__AIM OF THE EXERCISE__:
Restate the entries below word for word, omitting nothing.

-- BEGIN --

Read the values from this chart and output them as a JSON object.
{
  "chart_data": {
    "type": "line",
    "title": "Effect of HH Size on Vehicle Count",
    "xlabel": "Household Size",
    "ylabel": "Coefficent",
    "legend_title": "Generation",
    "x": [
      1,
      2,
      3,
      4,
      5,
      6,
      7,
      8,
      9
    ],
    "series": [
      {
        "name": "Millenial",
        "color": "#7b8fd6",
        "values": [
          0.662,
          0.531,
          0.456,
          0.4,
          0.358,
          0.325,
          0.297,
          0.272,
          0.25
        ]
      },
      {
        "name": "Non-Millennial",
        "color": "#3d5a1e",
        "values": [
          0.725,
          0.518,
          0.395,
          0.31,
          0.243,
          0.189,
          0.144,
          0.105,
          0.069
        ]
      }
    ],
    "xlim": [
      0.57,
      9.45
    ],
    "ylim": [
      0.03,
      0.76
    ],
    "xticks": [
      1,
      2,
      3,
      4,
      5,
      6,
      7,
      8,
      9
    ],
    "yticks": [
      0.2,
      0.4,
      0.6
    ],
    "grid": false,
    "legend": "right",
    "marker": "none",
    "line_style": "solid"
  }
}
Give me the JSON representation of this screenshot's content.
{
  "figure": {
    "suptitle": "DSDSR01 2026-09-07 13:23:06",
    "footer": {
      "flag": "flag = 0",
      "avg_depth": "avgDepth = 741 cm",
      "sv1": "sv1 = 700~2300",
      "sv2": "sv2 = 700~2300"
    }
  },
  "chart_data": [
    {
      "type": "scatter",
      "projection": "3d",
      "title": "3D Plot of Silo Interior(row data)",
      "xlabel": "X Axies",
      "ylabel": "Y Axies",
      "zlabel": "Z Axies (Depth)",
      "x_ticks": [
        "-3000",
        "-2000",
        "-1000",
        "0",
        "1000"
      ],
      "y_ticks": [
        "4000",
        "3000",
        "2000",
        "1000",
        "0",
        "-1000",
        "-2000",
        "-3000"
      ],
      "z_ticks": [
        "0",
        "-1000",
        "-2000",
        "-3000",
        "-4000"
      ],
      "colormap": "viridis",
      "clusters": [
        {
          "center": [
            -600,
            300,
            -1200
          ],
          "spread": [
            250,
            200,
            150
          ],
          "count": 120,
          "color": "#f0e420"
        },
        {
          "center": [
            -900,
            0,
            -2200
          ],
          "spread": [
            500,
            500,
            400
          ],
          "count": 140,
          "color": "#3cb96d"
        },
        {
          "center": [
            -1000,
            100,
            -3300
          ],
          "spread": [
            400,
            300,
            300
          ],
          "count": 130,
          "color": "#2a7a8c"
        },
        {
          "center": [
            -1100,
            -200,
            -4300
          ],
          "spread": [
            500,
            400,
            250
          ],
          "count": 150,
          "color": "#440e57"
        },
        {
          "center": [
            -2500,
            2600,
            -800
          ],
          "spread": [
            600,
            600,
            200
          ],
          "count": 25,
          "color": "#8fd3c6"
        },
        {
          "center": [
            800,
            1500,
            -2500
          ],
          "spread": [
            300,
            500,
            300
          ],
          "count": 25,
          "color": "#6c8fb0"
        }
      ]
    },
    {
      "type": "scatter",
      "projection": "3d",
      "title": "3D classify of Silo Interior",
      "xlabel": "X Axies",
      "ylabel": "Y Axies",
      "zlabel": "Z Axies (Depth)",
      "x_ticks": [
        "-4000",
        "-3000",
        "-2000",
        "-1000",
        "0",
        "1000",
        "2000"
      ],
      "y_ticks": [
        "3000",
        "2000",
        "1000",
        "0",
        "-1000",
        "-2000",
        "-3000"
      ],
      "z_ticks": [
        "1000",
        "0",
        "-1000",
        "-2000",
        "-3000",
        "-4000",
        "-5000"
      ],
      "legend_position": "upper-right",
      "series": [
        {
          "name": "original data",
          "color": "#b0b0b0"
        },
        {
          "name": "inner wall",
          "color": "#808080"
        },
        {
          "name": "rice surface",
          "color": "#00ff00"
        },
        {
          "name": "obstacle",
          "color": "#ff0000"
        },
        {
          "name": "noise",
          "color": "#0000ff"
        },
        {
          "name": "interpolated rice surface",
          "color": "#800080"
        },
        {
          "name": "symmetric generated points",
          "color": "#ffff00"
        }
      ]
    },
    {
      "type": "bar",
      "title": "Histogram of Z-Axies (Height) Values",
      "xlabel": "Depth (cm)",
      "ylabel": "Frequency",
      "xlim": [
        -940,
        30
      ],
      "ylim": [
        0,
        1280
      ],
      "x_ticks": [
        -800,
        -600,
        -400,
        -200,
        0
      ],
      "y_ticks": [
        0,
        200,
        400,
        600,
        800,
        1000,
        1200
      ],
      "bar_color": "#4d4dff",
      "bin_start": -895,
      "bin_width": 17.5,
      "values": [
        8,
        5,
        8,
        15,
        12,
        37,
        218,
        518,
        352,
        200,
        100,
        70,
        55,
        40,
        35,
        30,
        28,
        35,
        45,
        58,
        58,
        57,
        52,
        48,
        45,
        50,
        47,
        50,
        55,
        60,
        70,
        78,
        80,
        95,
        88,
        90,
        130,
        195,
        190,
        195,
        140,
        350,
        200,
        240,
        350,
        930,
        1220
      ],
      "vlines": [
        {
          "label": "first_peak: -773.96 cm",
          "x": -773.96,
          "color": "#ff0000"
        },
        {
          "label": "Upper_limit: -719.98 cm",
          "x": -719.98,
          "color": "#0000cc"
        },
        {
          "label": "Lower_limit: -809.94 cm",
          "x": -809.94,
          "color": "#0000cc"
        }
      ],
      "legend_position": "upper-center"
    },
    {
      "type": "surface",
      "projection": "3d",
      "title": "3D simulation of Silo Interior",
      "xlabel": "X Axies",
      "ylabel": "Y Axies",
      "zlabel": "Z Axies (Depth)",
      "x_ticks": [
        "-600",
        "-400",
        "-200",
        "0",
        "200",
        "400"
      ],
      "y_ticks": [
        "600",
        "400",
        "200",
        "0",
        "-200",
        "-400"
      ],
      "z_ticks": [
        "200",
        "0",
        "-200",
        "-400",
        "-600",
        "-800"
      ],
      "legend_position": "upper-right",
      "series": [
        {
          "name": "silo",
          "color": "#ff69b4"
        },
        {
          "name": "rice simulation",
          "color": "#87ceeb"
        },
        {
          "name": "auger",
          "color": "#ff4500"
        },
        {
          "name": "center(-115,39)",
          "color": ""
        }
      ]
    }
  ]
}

-- END --

__WRITTEN ANSWER__:
Read the values from this chart and output them as a JSON object.
{
  "chart_data": {
    "type": "line",
    "title": "Effect of HH Size on Vehicle Count",
    "xlabel": "Household Size",
    "ylabel": "Coefficent",
    "legend_title": "Generation",
    "x": [
      1,
      2,
      3,
      4,
      5,
      6,
      7,
      8,
      9
    ],
    "series": [
      {
        "name": "Millenial",
        "color": "#7b8fd6",
        "values": [
          0.662,
          0.531,
          0.456,
          0.4,
          0.358,
          0.325,
          0.297,
          0.272,
          0.25
        ]
      },
      {
        "name": "Non-Millennial",
        "color": "#3d5a1e",
        "values": [
          0.725,
          0.518,
          0.395,
          0.31,
          0.243,
          0.189,
          0.144,
          0.105,
          0.069
        ]
      }
    ],
    "xlim": [
      0.57,
      9.45
    ],
    "ylim": [
      0.03,
      0.76
    ],
    "xticks": [
      1,
      2,
      3,
      4,
      5,
      6,
      7,
      8,
      9
    ],
    "yticks": [
      0.2,
      0.4,
      0.6
    ],
    "grid": false,
    "legend": "right",
    "marker": "none",
    "line_style": "solid"
  }
}
Give me the JSON representation of this screenshot's content.
{
  "figure": {
    "suptitle": "DSDSR01 2026-09-07 13:23:06",
    "footer": {
      "flag": "flag = 0",
      "avg_depth": "avgDepth = 741 cm",
      "sv1": "sv1 = 700~2300",
      "sv2": "sv2 = 700~2300"
    }
  },
  "chart_data": [
    {
      "type": "scatter",
      "projection": "3d",
      "title": "3D Plot of Silo Interior(row data)",
      "xlabel": "X Axies",
      "ylabel": "Y Axies",
      "zlabel": "Z Axies (Depth)",
      "x_ticks": [
        "-3000",
        "-2000",
        "-1000",
        "0",
        "1000"
      ],
      "y_ticks": [
        "4000",
        "3000",
        "2000",
        "1000",
        "0",
        "-1000",
        "-2000",
        "-3000"
      ],
      "z_ticks": [
        "0",
        "-1000",
        "-2000",
        "-3000",
        "-4000"
      ],
      "colormap": "viridis",
      "clusters": [
        {
          "center": [
            -600,
            300,
            -1200
          ],
          "spread": [
            250,
            200,
            150
          ],
          "count": 120,
          "color": "#f0e420"
        },
        {
          "center": [
            -900,
            0,
            -2200
          ],
          "spread": [
            500,
            500,
            400
          ],
          "count": 140,
          "color": "#3cb96d"
        },
        {
          "center": [
            -1000,
            100,
            -3300
          ],
          "spread": [
            400,
            300,
            300
          ],
          "count": 130,
          "color": "#2a7a8c"
        },
        {
          "center": [
            -1100,
            -200,
            -4300
          ],
          "spread": [
            500,
            400,
            250
          ],
          "count": 150,
          "color": "#440e57"
        },
        {
          "center": [
            -2500,
            2600,
            -800
          ],
          "spread": [
            600,
            600,
            200
          ],
          "count": 25,
          "color": "#8fd3c6"
        },
        {
          "center": [
            800,
            1500,
            -2500
          ],
          "spread": [
            300,
            500,
            300
          ],
          "count": 25,
          "color": "#6c8fb0"
        }
      ]
    },
    {
      "type": "scatter",
      "projection": "3d",
      "title": "3D classify of Silo Interior",
      "xlabel": "X Axies",
      "ylabel": "Y Axies",
      "zlabel": "Z Axies (Depth)",
      "x_ticks": [
        "-4000",
        "-3000",
        "-2000",
        "-1000",
        "0",
        "1000",
        "2000"
      ],
      "y_ticks": [
        "3000",
        "2000",
        "1000",
        "0",
        "-1000",
        "-2000",
        "-3000"
      ],
      "z_ticks": [
        "1000",
        "0",
        "-1000",
        "-2000",
        "-3000",
        "-4000",
        "-5000"
      ],
      "legend_position": "upper-right",
      "series": [
        {
          "name": "original data",
          "color": "#b0b0b0"
        },
        {
          "name": "inner wall",
          "color": "#808080"
        },
        {
          "name": "rice surface",
          "color": "#00ff00"
        },
        {
          "name": "obstacle",
          "color": "#ff0000"
        },
        {
          "name": "noise",
          "color": "#0000ff"
        },
        {
          "name": "interpolated rice surface",
          "color": "#800080"
        },
        {
          "name": "symmetric generated points",
          "color": "#ffff00"
        }
      ]
    },
    {
      "type": "bar",
      "title": "Histogram of Z-Axies (Height) Values",
      "xlabel": "Depth (cm)",
      "ylabel": "Frequency",
      "xlim": [
        -940,
        30
      ],
      "ylim": [
        0,
        1280
      ],
      "x_ticks": [
        -800,
        -600,
        -400,
        -200,
        0
      ],
      "y_ticks": [
        0,
        200,
        400,
        600,
        800,
        1000,
        1200
      ],
      "bar_color": "#4d4dff",
      "bin_start": -895,
      "bin_width": 17.5,
      "values": [
        8,
        5,
        8,
        15,
        12,
        37,
        218,
        518,
        352,
        200,
        100,
        70,
        55,
        40,
        35,
        30,
        28,
        35,
        45,
        58,
        58,
        57,
        52,
        48,
        45,
        50,
        47,
        50,
        55,
        60,
        70,
        78,
        80,
        95,
        88,
        90,
        130,
        195,
        190,
        195,
        140,
        350,
        200,
        240,
        350,
        930,
        1220
      ],
      "vlines": [
        {
          "label": "first_peak: -773.96 cm",
          "x": -773.96,
          "color": "#ff0000"
        },
        {
          "label": "Upper_limit: -719.98 cm",
          "x": -719.98,
          "color": "#0000cc"
        },
        {
          "label": "Lower_limit: -809.94 cm",
          "x": -809.94,
          "color": "#0000cc"
        }
      ],
      "legend_position": "upper-center"
    },
    {
      "type": "surface",
      "projection": "3d",
      "title": "3D simulation of Silo Interior",
      "xlabel": "X Axies",
      "ylabel": "Y Axies",
      "zlabel": "Z Axies (Depth)",
      "x_ticks": [
        "-600",
        "-400",
        "-200",
        "0",
        "200",
        "400"
      ],
      "y_ticks": [
        "600",
        "400",
        "200",
        "0",
        "-200",
        "-400"
      ],
      "z_ticks": [
        "200",
        "0",
        "-200",
        "-400",
        "-600",
        "-800"
      ],
      "legend_position": "upper-right",
      "series": [
        {
          "name": "silo",
          "color": "#ff69b4"
        },
        {
          "name": "rice simulation",
          "color": "#87ceeb"
        },
        {
          "name": "auger",
          "color": "#ff4500"
        },
        {
          "name": "center(-115,39)",
          "color": ""
        }
      ]
    }
  ]
}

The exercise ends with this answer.